INSTRUCTIONS FOR THE TASK
The entries below should be output exactly as written.

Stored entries
-- Start --
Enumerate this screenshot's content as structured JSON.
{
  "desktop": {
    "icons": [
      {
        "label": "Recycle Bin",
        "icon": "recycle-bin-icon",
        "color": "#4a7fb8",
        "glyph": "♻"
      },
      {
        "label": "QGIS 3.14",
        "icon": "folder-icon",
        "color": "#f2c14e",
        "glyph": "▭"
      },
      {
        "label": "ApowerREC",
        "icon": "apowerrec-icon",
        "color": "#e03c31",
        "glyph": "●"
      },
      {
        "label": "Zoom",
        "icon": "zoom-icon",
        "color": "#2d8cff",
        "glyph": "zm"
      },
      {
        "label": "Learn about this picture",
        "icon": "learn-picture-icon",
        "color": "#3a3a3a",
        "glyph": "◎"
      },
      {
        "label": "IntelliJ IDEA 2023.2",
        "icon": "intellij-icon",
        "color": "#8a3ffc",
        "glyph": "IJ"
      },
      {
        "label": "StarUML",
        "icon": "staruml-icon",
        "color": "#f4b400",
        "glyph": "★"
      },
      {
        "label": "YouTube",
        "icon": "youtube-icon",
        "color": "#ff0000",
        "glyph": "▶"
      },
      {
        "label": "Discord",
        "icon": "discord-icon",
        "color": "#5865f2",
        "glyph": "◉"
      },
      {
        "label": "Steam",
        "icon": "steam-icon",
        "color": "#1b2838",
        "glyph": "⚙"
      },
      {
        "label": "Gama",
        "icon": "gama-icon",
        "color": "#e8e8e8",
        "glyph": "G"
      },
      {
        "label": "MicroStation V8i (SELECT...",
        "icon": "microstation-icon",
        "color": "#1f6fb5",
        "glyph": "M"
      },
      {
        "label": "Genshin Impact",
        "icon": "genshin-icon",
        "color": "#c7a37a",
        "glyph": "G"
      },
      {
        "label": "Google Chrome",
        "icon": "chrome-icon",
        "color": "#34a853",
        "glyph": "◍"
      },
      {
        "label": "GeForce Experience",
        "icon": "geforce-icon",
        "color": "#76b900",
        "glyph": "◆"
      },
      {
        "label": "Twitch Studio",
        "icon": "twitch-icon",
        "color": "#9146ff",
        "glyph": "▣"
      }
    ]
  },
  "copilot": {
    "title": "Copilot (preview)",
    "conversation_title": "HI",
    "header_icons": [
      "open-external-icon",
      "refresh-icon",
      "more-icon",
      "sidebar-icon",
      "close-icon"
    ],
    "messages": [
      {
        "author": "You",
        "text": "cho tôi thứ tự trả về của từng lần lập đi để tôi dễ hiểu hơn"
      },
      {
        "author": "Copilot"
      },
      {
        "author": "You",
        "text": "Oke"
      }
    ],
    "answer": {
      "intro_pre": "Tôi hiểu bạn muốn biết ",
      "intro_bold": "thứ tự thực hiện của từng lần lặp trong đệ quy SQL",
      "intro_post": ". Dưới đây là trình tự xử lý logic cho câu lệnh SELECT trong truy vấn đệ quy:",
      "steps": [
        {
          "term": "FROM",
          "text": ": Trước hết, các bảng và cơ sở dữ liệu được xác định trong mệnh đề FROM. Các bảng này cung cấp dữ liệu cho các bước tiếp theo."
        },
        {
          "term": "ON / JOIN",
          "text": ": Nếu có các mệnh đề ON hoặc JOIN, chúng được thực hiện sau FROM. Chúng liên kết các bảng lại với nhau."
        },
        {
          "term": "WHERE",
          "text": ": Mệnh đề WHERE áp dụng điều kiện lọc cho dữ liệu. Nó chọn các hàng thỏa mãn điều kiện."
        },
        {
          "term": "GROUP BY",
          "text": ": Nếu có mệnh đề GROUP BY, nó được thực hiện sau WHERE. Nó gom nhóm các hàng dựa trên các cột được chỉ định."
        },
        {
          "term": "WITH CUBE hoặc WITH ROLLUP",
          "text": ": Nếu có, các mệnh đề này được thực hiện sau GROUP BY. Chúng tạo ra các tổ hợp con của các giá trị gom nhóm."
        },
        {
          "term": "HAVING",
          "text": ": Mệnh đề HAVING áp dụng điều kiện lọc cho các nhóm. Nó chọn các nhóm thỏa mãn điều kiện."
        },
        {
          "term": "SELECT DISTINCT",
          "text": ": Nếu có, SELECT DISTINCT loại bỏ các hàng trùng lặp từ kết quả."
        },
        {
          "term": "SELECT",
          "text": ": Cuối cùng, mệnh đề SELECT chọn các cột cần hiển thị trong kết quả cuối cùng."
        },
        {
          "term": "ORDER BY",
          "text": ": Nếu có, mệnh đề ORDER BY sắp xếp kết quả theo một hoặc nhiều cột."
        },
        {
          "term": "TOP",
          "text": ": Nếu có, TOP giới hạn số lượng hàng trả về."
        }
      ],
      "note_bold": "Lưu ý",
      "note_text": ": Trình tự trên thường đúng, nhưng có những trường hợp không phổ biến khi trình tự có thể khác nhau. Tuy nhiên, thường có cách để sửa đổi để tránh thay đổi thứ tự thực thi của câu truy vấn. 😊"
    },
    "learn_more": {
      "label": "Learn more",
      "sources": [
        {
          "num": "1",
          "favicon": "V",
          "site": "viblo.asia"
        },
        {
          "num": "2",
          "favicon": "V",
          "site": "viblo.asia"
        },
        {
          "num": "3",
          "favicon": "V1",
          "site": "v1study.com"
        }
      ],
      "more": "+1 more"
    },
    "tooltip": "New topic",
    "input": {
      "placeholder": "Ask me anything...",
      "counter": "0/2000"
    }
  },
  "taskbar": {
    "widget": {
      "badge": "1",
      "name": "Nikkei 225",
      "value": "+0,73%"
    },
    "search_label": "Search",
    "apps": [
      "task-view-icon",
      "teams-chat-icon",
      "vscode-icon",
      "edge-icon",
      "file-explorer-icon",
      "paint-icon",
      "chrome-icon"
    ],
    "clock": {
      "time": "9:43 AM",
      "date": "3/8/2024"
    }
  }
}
-- End --
EXERCISE OUTPUT
Enumerate this screenshot's content as structured JSON.
{
  "desktop": {
    "icons": [
      {
        "label": "Recycle Bin",
        "icon": "recycle-bin-icon",
        "color": "#4a7fb8",
        "glyph": "♻"
      },
      {
        "label": "QGIS 3.14",
        "icon": "folder-icon",
        "color": "#f2c14e",
        "glyph": "▭"
      },
      {
        "label": "ApowerREC",
        "icon": "apowerrec-icon",
        "color": "#e03c31",
        "glyph": "●"
      },
      {
        "label": "Zoom",
        "icon": "zoom-icon",
        "color": "#2d8cff",
        "glyph": "zm"
      },
      {
        "label": "Learn about this picture",
        "icon": "learn-picture-icon",
        "color": "#3a3a3a",
        "glyph": "◎"
      },
      {
        "label": "IntelliJ IDEA 2023.2",
        "icon": "intellij-icon",
        "color": "#8a3ffc",
        "glyph": "IJ"
      },
      {
        "label": "StarUML",
        "icon": "staruml-icon",
        "color": "#f4b400",
        "glyph": "★"
      },
      {
        "label": "YouTube",
        "icon": "youtube-icon",
        "color": "#ff0000",
        "glyph": "▶"
      },
      {
        "label": "Discord",
        "icon": "discord-icon",
        "color": "#5865f2",
        "glyph": "◉"
      },
      {
        "label": "Steam",
        "icon": "steam-icon",
        "color": "#1b2838",
        "glyph": "⚙"
      },
      {
        "label": "Gama",
        "icon": "gama-icon",
        "color": "#e8e8e8",
        "glyph": "G"
      },
      {
        "label": "MicroStation V8i (SELECT...",
        "icon": "microstation-icon",
        "color": "#1f6fb5",
        "glyph": "M"
      },
      {
        "label": "Genshin Impact",
        "icon": "genshin-icon",
        "color": "#c7a37a",
        "glyph": "G"
      },
      {
        "label": "Google Chrome",
        "icon": "chrome-icon",
        "color": "#34a853",
        "glyph": "◍"
      },
      {
        "label": "GeForce Experience",
        "icon": "geforce-icon",
        "color": "#76b900",
        "glyph": "◆"
      },
      {
        "label": "Twitch Studio",
        "icon": "twitch-icon",
        "color": "#9146ff",
        "glyph": "▣"
      }
    ]
  },
  "copilot": {
    "title": "Copilot (preview)",
    "conversation_title": "HI",
    "header_icons": [
      "open-external-icon",
      "refresh-icon",
      "more-icon",
      "sidebar-icon",
      "close-icon"
    ],
    "messages": [
      {
        "author": "You",
        "text": "cho tôi thứ tự trả về của từng lần lập đi để tôi dễ hiểu hơn"
      },
      {
        "author": "Copilot"
      },
      {
        "author": "You",
        "text": "Oke"
      }
    ],
    "answer": {
      "intro_pre": "Tôi hiểu bạn muốn biết ",
      "intro_bold": "thứ tự thực hiện của từng lần lặp trong đệ quy SQL",
      "intro_post": ". Dưới đây là trình tự xử lý logic cho câu lệnh SELECT trong truy vấn đệ quy:",
      "steps": [
        {
          "term": "FROM",
          "text": ": Trước hết, các bảng và cơ sở dữ liệu được xác định trong mệnh đề FROM. Các bảng này cung cấp dữ liệu cho các bước tiếp theo."
        },
        {
          "term": "ON / JOIN",
          "text": ": Nếu có các mệnh đề ON hoặc JOIN, chúng được thực hiện sau FROM. Chúng liên kết các bảng lại với nhau."
        },
        {
          "term": "WHERE",
          "text": ": Mệnh đề WHERE áp dụng điều kiện lọc cho dữ liệu. Nó chọn các hàng thỏa mãn điều kiện."
        },
        {
          "term": "GROUP BY",
          "text": ": Nếu có mệnh đề GROUP BY, nó được thực hiện sau WHERE. Nó gom nhóm các hàng dựa trên các cột được chỉ định."
        },
        {
          "term": "WITH CUBE hoặc WITH ROLLUP",
          "text": ": Nếu có, các mệnh đề này được thực hiện sau GROUP BY. Chúng tạo ra các tổ hợp con của các giá trị gom nhóm."
        },
        {
          "term": "HAVING",
          "text": ": Mệnh đề HAVING áp dụng điều kiện lọc cho các nhóm. Nó chọn các nhóm thỏa mãn điều kiện."
        },
        {
          "term": "SELECT DISTINCT",
          "text": ": Nếu có, SELECT DISTINCT loại bỏ các hàng trùng lặp từ kết quả."
        },
        {
          "term": "SELECT",
          "text": ": Cuối cùng, mệnh đề SELECT chọn các cột cần hiển thị trong kết quả cuối cùng."
        },
        {
          "term": "ORDER BY",
          "text": ": Nếu có, mệnh đề ORDER BY sắp xếp kết quả theo một hoặc nhiều cột."
        },
        {
          "term": "TOP",
          "text": ": Nếu có, TOP giới hạn số lượng hàng trả về."
        }
      ],
      "note_bold": "Lưu ý",
      "note_text": ": Trình tự trên thường đúng, nhưng có những trường hợp không phổ biến khi trình tự có thể khác nhau. Tuy nhiên, thường có cách để sửa đổi để tránh thay đổi thứ tự thực thi của câu truy vấn. 😊"
    },
    "learn_more": {
      "label": "Learn more",
      "sources": [
        {
          "num": "1",
          "favicon": "V",
          "site": "viblo.asia"
        },
        {
          "num": "2",
          "favicon": "V",
          "site": "viblo.asia"
        },
        {
          "num": "3",
          "favicon": "V1",
          "site": "v1study.com"
        }
      ],
      "more": "+1 more"
    },
    "tooltip": "New topic",
    "input": {
      "placeholder": "Ask me anything...",
      "counter": "0/2000"
    }
  },
  "taskbar": {
    "widget": {
      "badge": "1",
      "name": "Nikkei 225",
      "value": "+0,73%"
    },
    "search_label": "Search",
    "apps": [
      "task-view-icon",
      "teams-chat-icon",
      "vscode-icon",
      "edge-icon",
      "file-explorer-icon",
      "paint-icon",
      "chrome-icon"
    ],
    "clock": {
      "time": "9:43 AM",
      "date": "3/8/2024"
    }
  }
}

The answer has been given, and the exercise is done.